■ Exercise prompt
Gather all lines with the word "accent" in them.

Data extracted from a collection
========================================================================

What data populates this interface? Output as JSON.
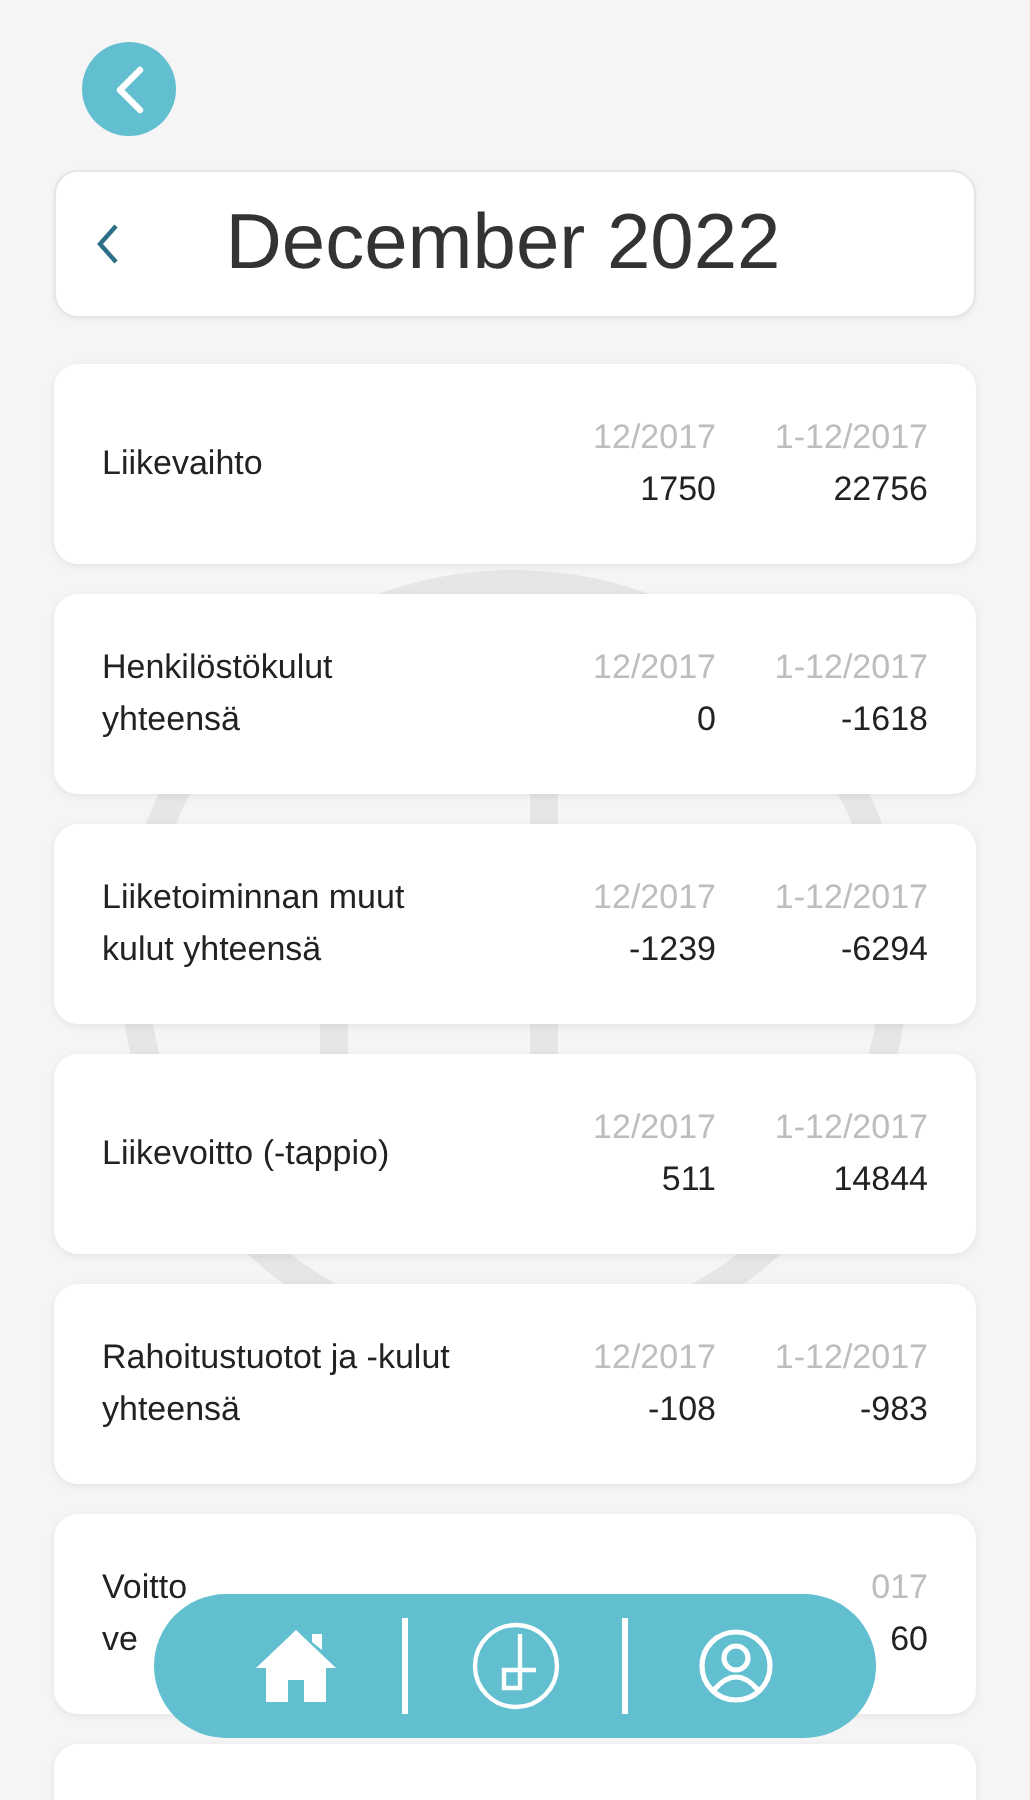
{
  "header": {
    "title": "December 2022"
  },
  "rows": [
    {
      "label": "Liikevaihto",
      "columns": [
        {
          "period": "12/2017",
          "value": "1750"
        },
        {
          "period": "1-12/2017",
          "value": "22756"
        }
      ]
    },
    {
      "label": "Henkilöstökulut yhteensä",
      "columns": [
        {
          "period": "12/2017",
          "value": "0"
        },
        {
          "period": "1-12/2017",
          "value": "-1618"
        }
      ]
    },
    {
      "label": "Liiketoiminnan muut kulut yhteensä",
      "columns": [
        {
          "period": "12/2017",
          "value": "-1239"
        },
        {
          "period": "1-12/2017",
          "value": "-6294"
        }
      ]
    },
    {
      "label": "Liikevoitto (-tappio)",
      "columns": [
        {
          "period": "12/2017",
          "value": "511"
        },
        {
          "period": "1-12/2017",
          "value": "14844"
        }
      ]
    },
    {
      "label": "Rahoitustuotot ja -kulut yhteensä",
      "columns": [
        {
          "period": "12/2017",
          "value": "-108"
        },
        {
          "period": "1-12/2017",
          "value": "-983"
        }
      ]
    },
    {
      "label_lines": [
        "Voitto",
        "ve"
      ],
      "columns": [
        {},
        {
          "period": "017",
          "value": "60"
        }
      ]
    }
  ],
  "bottom_nav": [
    {
      "kind": "home"
    },
    {
      "kind": "logo"
    },
    {
      "kind": "profile"
    }
  ]
}
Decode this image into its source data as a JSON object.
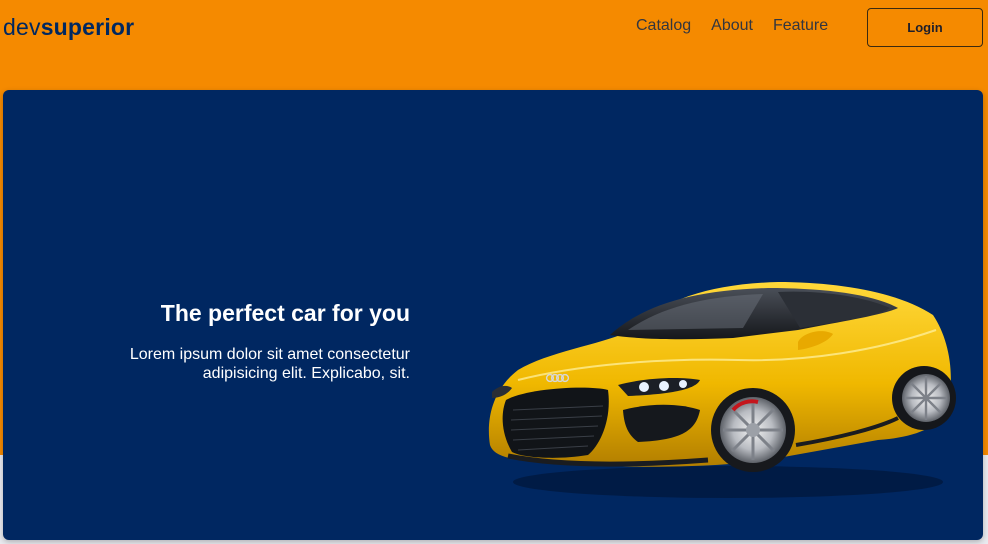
{
  "header": {
    "logo_light": "dev",
    "logo_bold": "superior",
    "nav": [
      {
        "label": "Catalog"
      },
      {
        "label": "About"
      },
      {
        "label": "Feature"
      }
    ],
    "login_label": "Login"
  },
  "hero": {
    "title": "The perfect car for you",
    "subtitle": "Lorem ipsum dolor sit amet consectetur adipisicing elit. Explicabo, sit.",
    "image_icon": "yellow-sports-car"
  },
  "colors": {
    "header_bg": "#f58a00",
    "hero_bg": "#002761",
    "logo": "#002860",
    "page_bg": "#e9eaef",
    "car_yellow": "#f2c000"
  }
}
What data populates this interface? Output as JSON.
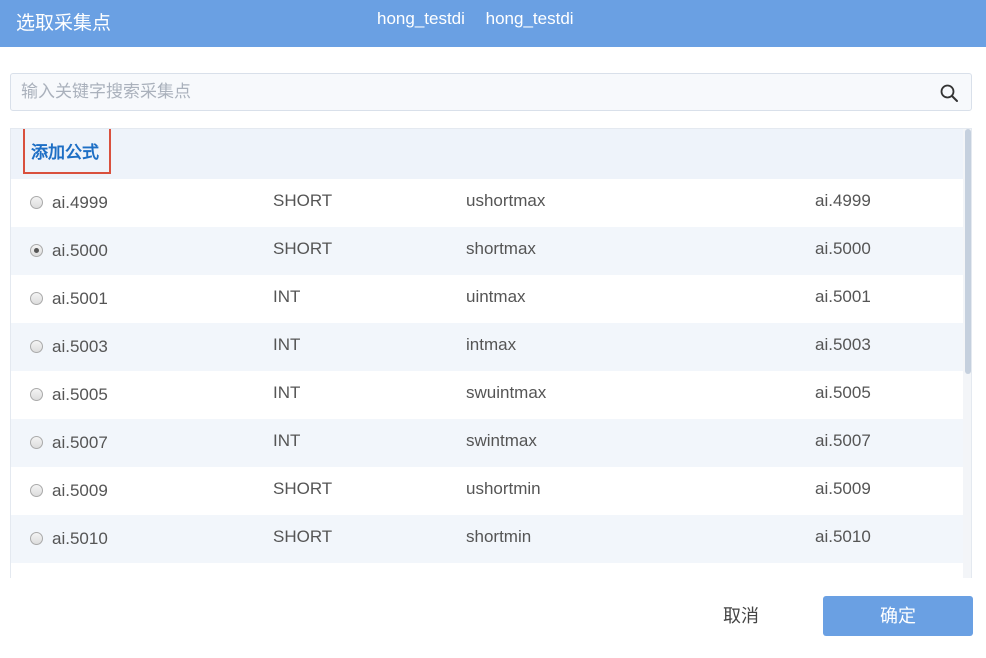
{
  "header": {
    "title": "选取采集点",
    "devices": [
      "hong_testdi",
      "hong_testdi"
    ]
  },
  "search": {
    "placeholder": "输入关键字搜索采集点",
    "icon": "search-icon"
  },
  "list": {
    "formula_button": "添加公式",
    "rows": [
      {
        "name": "ai.4999",
        "type": "SHORT",
        "desc": "ushortmax",
        "tag": "ai.4999",
        "selected": false
      },
      {
        "name": "ai.5000",
        "type": "SHORT",
        "desc": "shortmax",
        "tag": "ai.5000",
        "selected": true
      },
      {
        "name": "ai.5001",
        "type": "INT",
        "desc": "uintmax",
        "tag": "ai.5001",
        "selected": false
      },
      {
        "name": "ai.5003",
        "type": "INT",
        "desc": "intmax",
        "tag": "ai.5003",
        "selected": false
      },
      {
        "name": "ai.5005",
        "type": "INT",
        "desc": "swuintmax",
        "tag": "ai.5005",
        "selected": false
      },
      {
        "name": "ai.5007",
        "type": "INT",
        "desc": "swintmax",
        "tag": "ai.5007",
        "selected": false
      },
      {
        "name": "ai.5009",
        "type": "SHORT",
        "desc": "ushortmin",
        "tag": "ai.5009",
        "selected": false
      },
      {
        "name": "ai.5010",
        "type": "SHORT",
        "desc": "shortmin",
        "tag": "ai.5010",
        "selected": false
      }
    ]
  },
  "footer": {
    "cancel_label": "取消",
    "ok_label": "确定"
  },
  "colors": {
    "accent": "#6aa0e3",
    "formula_text": "#1e6fc5",
    "highlight_border": "#d9503d",
    "row_alt": "#f2f6fb"
  }
}
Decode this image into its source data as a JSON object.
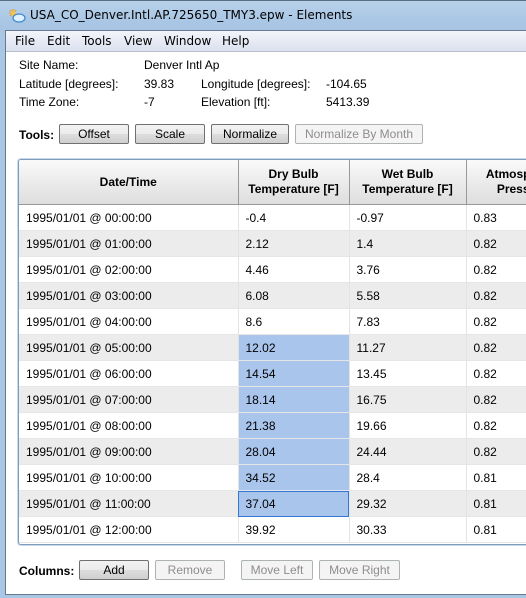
{
  "window": {
    "title": "USA_CO_Denver.Intl.AP.725650_TMY3.epw - Elements",
    "icon": "sun-cloud-icon"
  },
  "menu": [
    "File",
    "Edit",
    "Tools",
    "View",
    "Window",
    "Help"
  ],
  "site": {
    "site_name_label": "Site Name:",
    "site_name": "Denver Intl Ap",
    "latitude_label": "Latitude [degrees]:",
    "latitude": "39.83",
    "longitude_label": "Longitude [degrees]:",
    "longitude": "-104.65",
    "timezone_label": "Time Zone:",
    "timezone": "-7",
    "elevation_label": "Elevation [ft]:",
    "elevation": "5413.39"
  },
  "tools": {
    "label": "Tools:",
    "offset": "Offset",
    "scale": "Scale",
    "normalize": "Normalize",
    "normalize_by_month": "Normalize By Month"
  },
  "table": {
    "columns": [
      {
        "line1": "Date/Time",
        "line2": ""
      },
      {
        "line1": "Dry Bulb",
        "line2": "Temperature [F]"
      },
      {
        "line1": "Wet Bulb",
        "line2": "Temperature [F]"
      },
      {
        "line1": "Atmospheric",
        "line2": "Pressure"
      }
    ],
    "rows": [
      [
        "1995/01/01 @ 00:00:00",
        "-0.4",
        "-0.97",
        "0.83"
      ],
      [
        "1995/01/01 @ 01:00:00",
        "2.12",
        "1.4",
        "0.82"
      ],
      [
        "1995/01/01 @ 02:00:00",
        "4.46",
        "3.76",
        "0.82"
      ],
      [
        "1995/01/01 @ 03:00:00",
        "6.08",
        "5.58",
        "0.82"
      ],
      [
        "1995/01/01 @ 04:00:00",
        "8.6",
        "7.83",
        "0.82"
      ],
      [
        "1995/01/01 @ 05:00:00",
        "12.02",
        "11.27",
        "0.82"
      ],
      [
        "1995/01/01 @ 06:00:00",
        "14.54",
        "13.45",
        "0.82"
      ],
      [
        "1995/01/01 @ 07:00:00",
        "18.14",
        "16.75",
        "0.82"
      ],
      [
        "1995/01/01 @ 08:00:00",
        "21.38",
        "19.66",
        "0.82"
      ],
      [
        "1995/01/01 @ 09:00:00",
        "28.04",
        "24.44",
        "0.82"
      ],
      [
        "1995/01/01 @ 10:00:00",
        "34.52",
        "28.4",
        "0.81"
      ],
      [
        "1995/01/01 @ 11:00:00",
        "37.04",
        "29.32",
        "0.81"
      ],
      [
        "1995/01/01 @ 12:00:00",
        "39.92",
        "30.33",
        "0.81"
      ]
    ],
    "selected_column": 1,
    "selected_rows": [
      5,
      6,
      7,
      8,
      9,
      10,
      11
    ],
    "focused_row": 11,
    "selection_color": "#aac5ec"
  },
  "columns_bar": {
    "label": "Columns:",
    "add": "Add",
    "remove": "Remove",
    "move_left": "Move Left",
    "move_right": "Move Right"
  }
}
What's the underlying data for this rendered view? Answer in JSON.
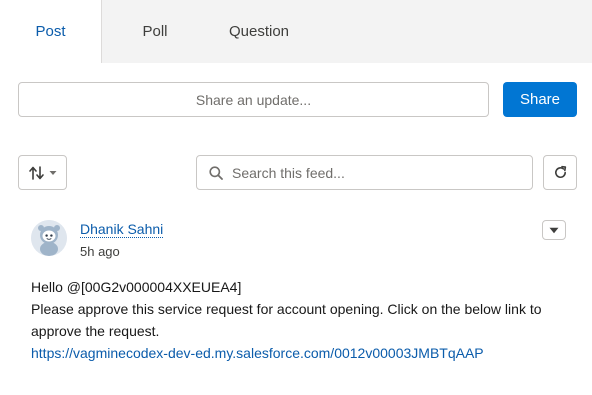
{
  "publisher": {
    "tabs": [
      {
        "label": "Post",
        "active": true
      },
      {
        "label": "Poll",
        "active": false
      },
      {
        "label": "Question",
        "active": false
      }
    ],
    "update_placeholder": "Share an update...",
    "share_label": "Share"
  },
  "feed_controls": {
    "sort_icon": "sort-arrows-icon",
    "search_placeholder": "Search this feed...",
    "refresh_icon": "refresh-icon"
  },
  "feed_item": {
    "author": "Dhanik Sahni",
    "timestamp": "5h ago",
    "avatar_icon": "user-avatar-icon",
    "body_lines": [
      "Hello @[00G2v000004XXEUEA4]",
      "Please approve this service request for account opening. Click on the below link to",
      "approve the request."
    ],
    "link": "https://vagminecodex-dev-ed.my.salesforce.com/0012v00003JMBTqAAP"
  },
  "colors": {
    "accent": "#0176d3",
    "link": "#0b5cab",
    "panel_bg": "#f3f3f3",
    "border": "#c9c7c5"
  }
}
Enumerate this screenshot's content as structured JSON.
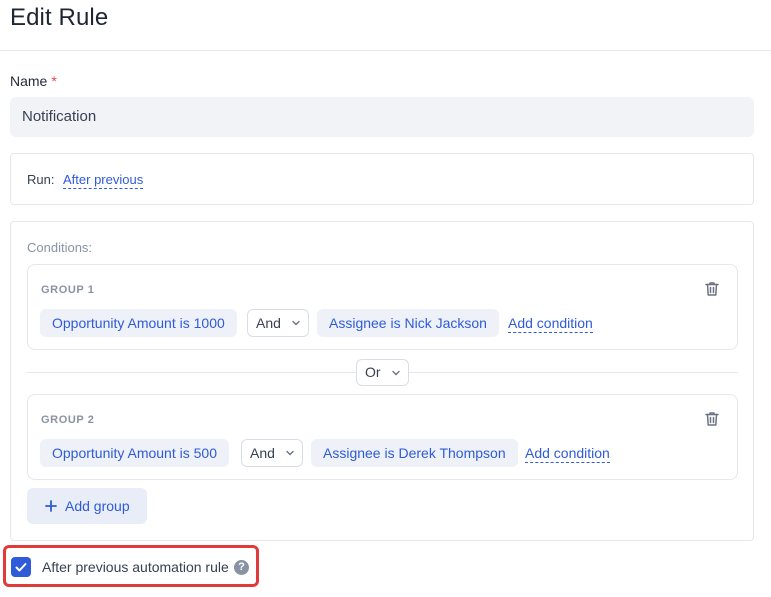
{
  "header": {
    "title": "Edit Rule"
  },
  "name_field": {
    "label": "Name",
    "required_mark": "*",
    "value": "Notification"
  },
  "run": {
    "label": "Run:",
    "value": "After previous"
  },
  "conditions": {
    "label": "Conditions:",
    "groups": [
      {
        "title": "GROUP 1",
        "condition_1": "Opportunity Amount is 1000",
        "operator": "And",
        "condition_2": "Assignee is Nick Jackson",
        "add_condition": "Add condition"
      },
      {
        "title": "GROUP 2",
        "condition_1": "Opportunity Amount is 500",
        "operator": "And",
        "condition_2": "Assignee is Derek Thompson",
        "add_condition": "Add condition"
      }
    ],
    "group_operator": "Or",
    "add_group": "Add group"
  },
  "after_previous": {
    "label": "After previous automation rule",
    "checked": true,
    "help": "?"
  },
  "colors": {
    "accent": "#2f5bd8",
    "highlight_border": "#e03a3a",
    "required": "#ef4444"
  },
  "icons": [
    "trash-icon",
    "chevron-down-icon",
    "plus-icon",
    "checkmark-icon",
    "help-icon"
  ]
}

========================================================================

■ Response below
    "accent": "#6aa0e3",
    "accent": "#0176d3",
    "accent": "#2f5bd8",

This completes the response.